▸ TEXT EXTRACT:
# SPITFIRE - BUNDLES RE-LAUNCH - Complete/Re-buy/Crossgrade & New Monthly Bundles



## Spitfire Team (Jun 11, 2015)

Since launching our bundles scheme last year we’ve been delighted by how many of you have taken advantage of the fantastic savings offered. It’s by far the cheapest way of getting your hands on Spitfire wares, and for many offers a quick way into a selection of specially curated and best-selling lines.

With this in mind we’ve decided to enhance the bundle system as an elegant way of rewarding our most loyal of customers.

*Here’s a video walking through how our bundle system works including key features and new enhancements...*



*‘Complete Your Bundles’* - If you own any product within any bundle, the shop system will automatically deduct these products at the bundle discount price so you never have to buy anything more than once.

▸ LISTED RECORDS:
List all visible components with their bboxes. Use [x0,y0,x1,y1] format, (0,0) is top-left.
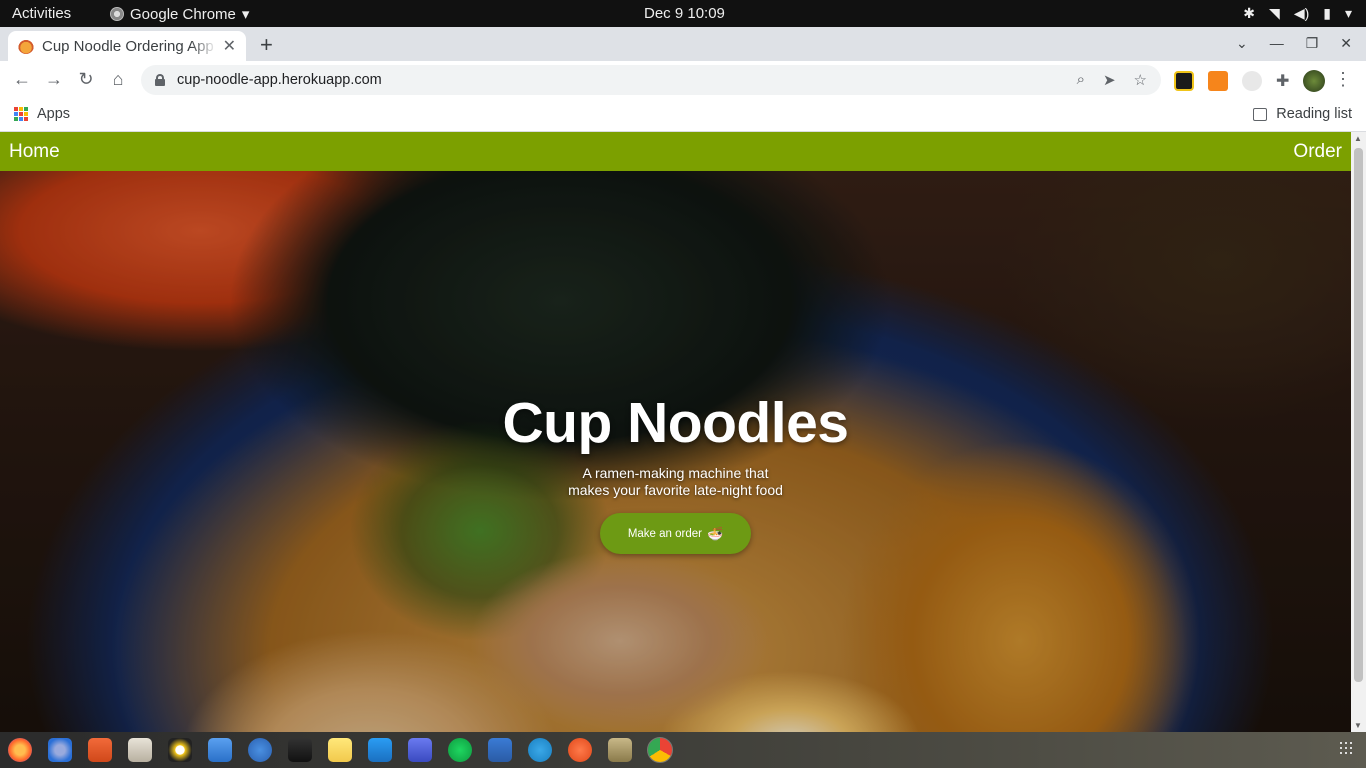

* * *

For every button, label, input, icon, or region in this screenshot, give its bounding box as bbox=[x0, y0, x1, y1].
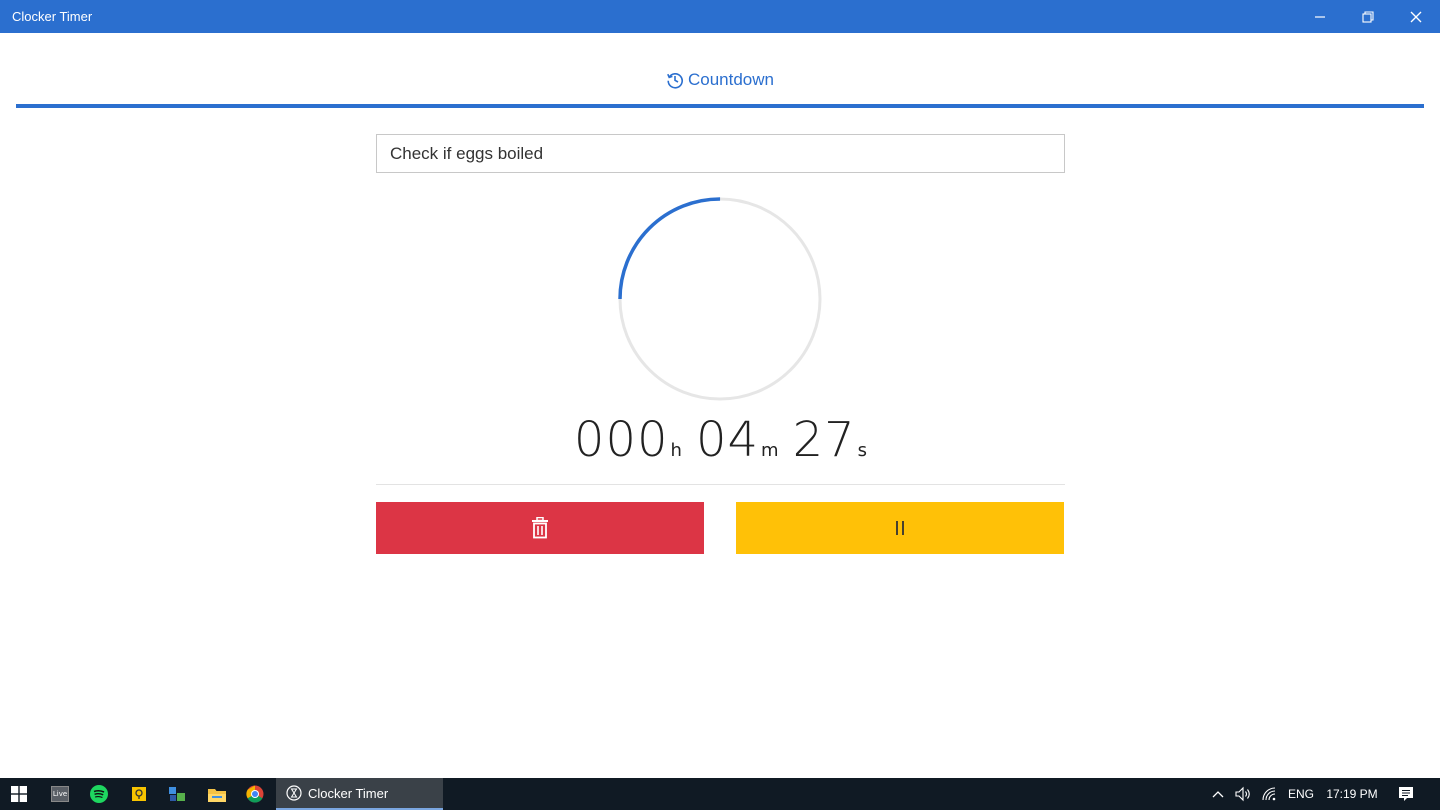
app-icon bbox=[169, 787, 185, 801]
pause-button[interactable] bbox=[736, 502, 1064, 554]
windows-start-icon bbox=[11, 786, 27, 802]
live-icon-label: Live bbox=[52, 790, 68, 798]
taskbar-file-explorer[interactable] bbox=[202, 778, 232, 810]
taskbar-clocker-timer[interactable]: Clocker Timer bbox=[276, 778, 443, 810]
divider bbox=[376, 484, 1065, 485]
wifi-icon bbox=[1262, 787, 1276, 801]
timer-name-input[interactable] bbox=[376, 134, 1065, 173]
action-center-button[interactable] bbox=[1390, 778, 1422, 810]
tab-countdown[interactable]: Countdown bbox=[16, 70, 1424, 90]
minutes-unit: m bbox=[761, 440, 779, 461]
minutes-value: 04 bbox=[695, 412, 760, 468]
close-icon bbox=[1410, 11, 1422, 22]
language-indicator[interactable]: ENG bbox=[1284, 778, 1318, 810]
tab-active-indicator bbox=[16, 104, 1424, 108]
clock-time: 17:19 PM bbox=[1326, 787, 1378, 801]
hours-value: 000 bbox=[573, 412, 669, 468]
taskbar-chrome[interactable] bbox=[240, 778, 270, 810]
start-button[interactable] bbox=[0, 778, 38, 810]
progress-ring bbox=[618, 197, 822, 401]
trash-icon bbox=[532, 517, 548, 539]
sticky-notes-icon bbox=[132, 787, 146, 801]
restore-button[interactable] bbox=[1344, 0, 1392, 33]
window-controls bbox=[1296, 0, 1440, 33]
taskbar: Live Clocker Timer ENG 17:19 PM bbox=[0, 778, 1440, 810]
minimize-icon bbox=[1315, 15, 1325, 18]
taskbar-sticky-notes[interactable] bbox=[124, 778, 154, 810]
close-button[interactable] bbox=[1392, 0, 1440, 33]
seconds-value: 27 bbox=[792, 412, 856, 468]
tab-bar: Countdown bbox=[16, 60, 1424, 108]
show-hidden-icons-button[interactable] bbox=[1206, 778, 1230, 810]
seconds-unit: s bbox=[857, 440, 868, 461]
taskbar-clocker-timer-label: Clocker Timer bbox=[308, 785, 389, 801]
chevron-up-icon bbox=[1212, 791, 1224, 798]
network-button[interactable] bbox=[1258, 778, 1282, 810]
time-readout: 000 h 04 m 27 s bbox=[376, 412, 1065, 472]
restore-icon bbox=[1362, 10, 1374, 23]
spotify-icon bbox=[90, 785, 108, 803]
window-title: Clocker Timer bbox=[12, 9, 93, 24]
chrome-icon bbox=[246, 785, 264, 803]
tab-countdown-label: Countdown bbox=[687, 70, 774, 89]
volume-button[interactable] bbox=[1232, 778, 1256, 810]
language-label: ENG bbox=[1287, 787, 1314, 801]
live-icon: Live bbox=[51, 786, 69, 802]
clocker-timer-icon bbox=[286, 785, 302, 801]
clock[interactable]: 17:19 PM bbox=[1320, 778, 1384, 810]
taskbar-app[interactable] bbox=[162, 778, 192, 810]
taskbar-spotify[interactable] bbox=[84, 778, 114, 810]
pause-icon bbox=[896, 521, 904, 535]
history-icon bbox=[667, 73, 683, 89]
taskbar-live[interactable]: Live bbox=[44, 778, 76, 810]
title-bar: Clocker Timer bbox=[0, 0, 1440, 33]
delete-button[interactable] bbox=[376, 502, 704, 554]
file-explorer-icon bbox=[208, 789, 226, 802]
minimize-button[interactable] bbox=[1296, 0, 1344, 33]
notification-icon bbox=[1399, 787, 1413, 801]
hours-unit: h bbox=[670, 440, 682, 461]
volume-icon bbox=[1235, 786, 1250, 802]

▸ TASK A:
Answer these questions about the Spitfire bundles announcement:
(i) On what date did the Spitfire Team post it?
(ii) Why has the team decided to enhance the bundle system?
(iii) Under "Complete Your Bundles", at what price does the shop system deduct products a customer already owns?
▸ TASK B:
Write the next part of the Spitfire bundles announcement, beginning after its last sentence.

▸ EXPECTED OUTPUT A:
(i) Jun 11, 2015.
(ii) As an elegant way of rewarding their most loyal customers.
(iii) At the bundle discount price.

▸ EXPECTED OUTPUT B:
*‘Re-buy Bundles’* - There are several bundles that will naturally grow with our range. Two examples of this arethe ‘Everything’ bundle and the ‘BML Volume 1’ bundle. With this in mind we think it only fair for existing bundles owners who have forked out a small fortune with us, get to enjoy continued discount benefits. So for these types of bundles we will now NOT wait 6 months from a product launch to add them to bundles, we will now add them on launch day so you can instantly ‘re-buy’ your bundle, at which point the ‘complete your bundle’ function will automatically discount everything you’ve already paid for. So for the ‘everything’ users, you will continue to get 35% off anything we add to that bundle.

*‘Cross-grade’* - Likewise, if you have bought a smaller bundle, say the Albions, and want to jump up or across to another bundle, you’ll be able to do this and again ‘complete my bundle’ will adjust whatever you buy according to what you own.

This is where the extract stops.